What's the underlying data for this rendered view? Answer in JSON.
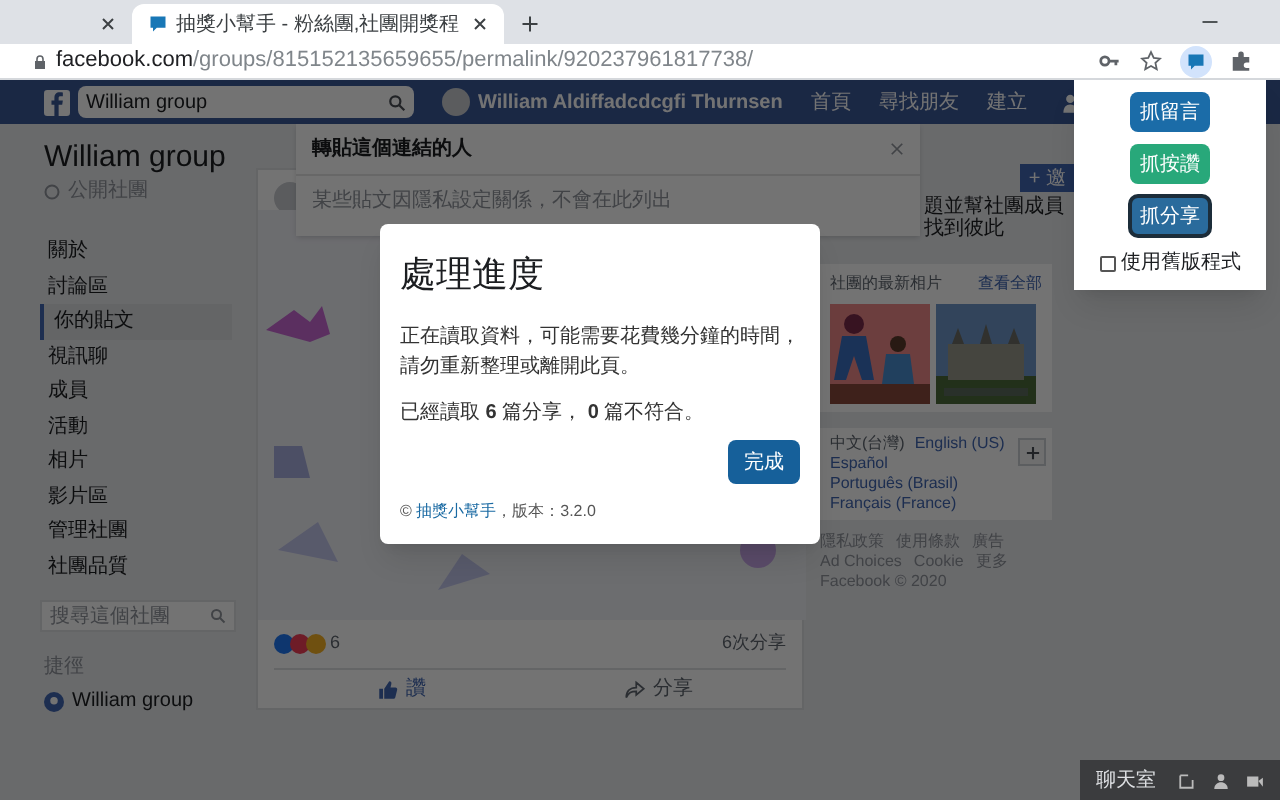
{
  "browser": {
    "tabs": [
      {
        "selected": false
      },
      {
        "title": "抽獎小幫手 - 粉絲團,社團開獎程",
        "selected": true
      }
    ],
    "address": {
      "host": "facebook.com",
      "path": "/groups/815152135659655/permalink/920237961817738/"
    }
  },
  "extension_popup": {
    "buttons": [
      {
        "label": "抓留言",
        "color": "#1b6ca8",
        "selected": false
      },
      {
        "label": "抓按讚",
        "color": "#28a87a",
        "selected": false
      },
      {
        "label": "抓分享",
        "color": "#2a6b9c",
        "selected": true
      }
    ],
    "legacy_option": {
      "label": "使用舊版程式",
      "checked": false
    }
  },
  "header": {
    "search_value": "William group",
    "user_name": "William Aldiffadcdcgfi Thurnsen",
    "nav": [
      "首頁",
      "尋找朋友",
      "建立"
    ]
  },
  "sidebar": {
    "group_name": "William group",
    "group_type": "公開社團",
    "items": [
      {
        "label": "關於",
        "selected": false
      },
      {
        "label": "討論區",
        "selected": false
      },
      {
        "label": "你的貼文",
        "selected": true
      },
      {
        "label": "視訊聊",
        "selected": false
      },
      {
        "label": "成員",
        "selected": false
      },
      {
        "label": "活動",
        "selected": false
      },
      {
        "label": "相片",
        "selected": false
      },
      {
        "label": "影片區",
        "selected": false
      },
      {
        "label": "管理社團",
        "selected": false
      },
      {
        "label": "社團品質",
        "selected": false
      }
    ],
    "search_placeholder": "搜尋這個社團",
    "shortcuts_heading": "捷徑",
    "shortcuts": [
      "William group"
    ]
  },
  "share_dialog": {
    "title": "轉貼這個連結的人",
    "note": "某些貼文因隱私設定關係，不會在此列出"
  },
  "post": {
    "reaction_count": "6",
    "share_count": "6次分享",
    "actions": [
      "讚",
      "分享"
    ]
  },
  "right_column": {
    "invite_button": "+ 邀",
    "about_text": "題並幫社團成員找到彼此",
    "photos": {
      "heading": "社團的最新相片",
      "see_all": "查看全部"
    },
    "languages": [
      "中文(台灣)",
      "English (US)",
      "Español",
      "Português (Brasil)",
      "Français (France)"
    ],
    "footer_links": [
      "隱私政策",
      "使用條款",
      "廣告",
      "Ad Choices",
      "Cookie",
      "更多"
    ],
    "copyright": "Facebook © 2020"
  },
  "chat": {
    "label": "聊天室"
  },
  "progress_modal": {
    "title": "處理進度",
    "message": "正在讀取資料，可能需要花費幾分鐘的時間，請勿重新整理或離開此頁。",
    "progress": "已經讀取 **6** 篇分享， **0** 篇不符合。",
    "done_button": "完成",
    "footer": {
      "prefix": "©",
      "link": "抽獎小幫手",
      "suffix": "，版本：3.2.0"
    }
  }
}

# PROBLEM DESCRIPTION
Transcribe every record above exactly, leaving out the pictures.

# TASK OUTPUT
What's the underlying data for this rendered view? Answer in JSON.
{
  "browser": {
    "tabs": [
      {
        "selected": false
      },
      {
        "title": "抽獎小幫手 - 粉絲團,社團開獎程",
        "selected": true
      }
    ],
    "address": {
      "host": "facebook.com",
      "path": "/groups/815152135659655/permalink/920237961817738/"
    }
  },
  "extension_popup": {
    "buttons": [
      {
        "label": "抓留言",
        "color": "#1b6ca8",
        "selected": false
      },
      {
        "label": "抓按讚",
        "color": "#28a87a",
        "selected": false
      },
      {
        "label": "抓分享",
        "color": "#2a6b9c",
        "selected": true
      }
    ],
    "legacy_option": {
      "label": "使用舊版程式",
      "checked": false
    }
  },
  "header": {
    "search_value": "William group",
    "user_name": "William Aldiffadcdcgfi Thurnsen",
    "nav": [
      "首頁",
      "尋找朋友",
      "建立"
    ]
  },
  "sidebar": {
    "group_name": "William group",
    "group_type": "公開社團",
    "items": [
      {
        "label": "關於",
        "selected": false
      },
      {
        "label": "討論區",
        "selected": false
      },
      {
        "label": "你的貼文",
        "selected": true
      },
      {
        "label": "視訊聊",
        "selected": false
      },
      {
        "label": "成員",
        "selected": false
      },
      {
        "label": "活動",
        "selected": false
      },
      {
        "label": "相片",
        "selected": false
      },
      {
        "label": "影片區",
        "selected": false
      },
      {
        "label": "管理社團",
        "selected": false
      },
      {
        "label": "社團品質",
        "selected": false
      }
    ],
    "search_placeholder": "搜尋這個社團",
    "shortcuts_heading": "捷徑",
    "shortcuts": [
      "William group"
    ]
  },
  "share_dialog": {
    "title": "轉貼這個連結的人",
    "note": "某些貼文因隱私設定關係，不會在此列出"
  },
  "post": {
    "reaction_count": "6",
    "share_count": "6次分享",
    "actions": [
      "讚",
      "分享"
    ]
  },
  "right_column": {
    "invite_button": "+ 邀",
    "about_text": "題並幫社團成員找到彼此",
    "photos": {
      "heading": "社團的最新相片",
      "see_all": "查看全部"
    },
    "languages": [
      "中文(台灣)",
      "English (US)",
      "Español",
      "Português (Brasil)",
      "Français (France)"
    ],
    "footer_links": [
      "隱私政策",
      "使用條款",
      "廣告",
      "Ad Choices",
      "Cookie",
      "更多"
    ],
    "copyright": "Facebook © 2020"
  },
  "chat": {
    "label": "聊天室"
  },
  "progress_modal": {
    "title": "處理進度",
    "message": "正在讀取資料，可能需要花費幾分鐘的時間，請勿重新整理或離開此頁。",
    "progress": "已經讀取 **6** 篇分享， **0** 篇不符合。",
    "done_button": "完成",
    "footer": {
      "prefix": "©",
      "link": "抽獎小幫手",
      "suffix": "，版本：3.2.0"
    }
  }
}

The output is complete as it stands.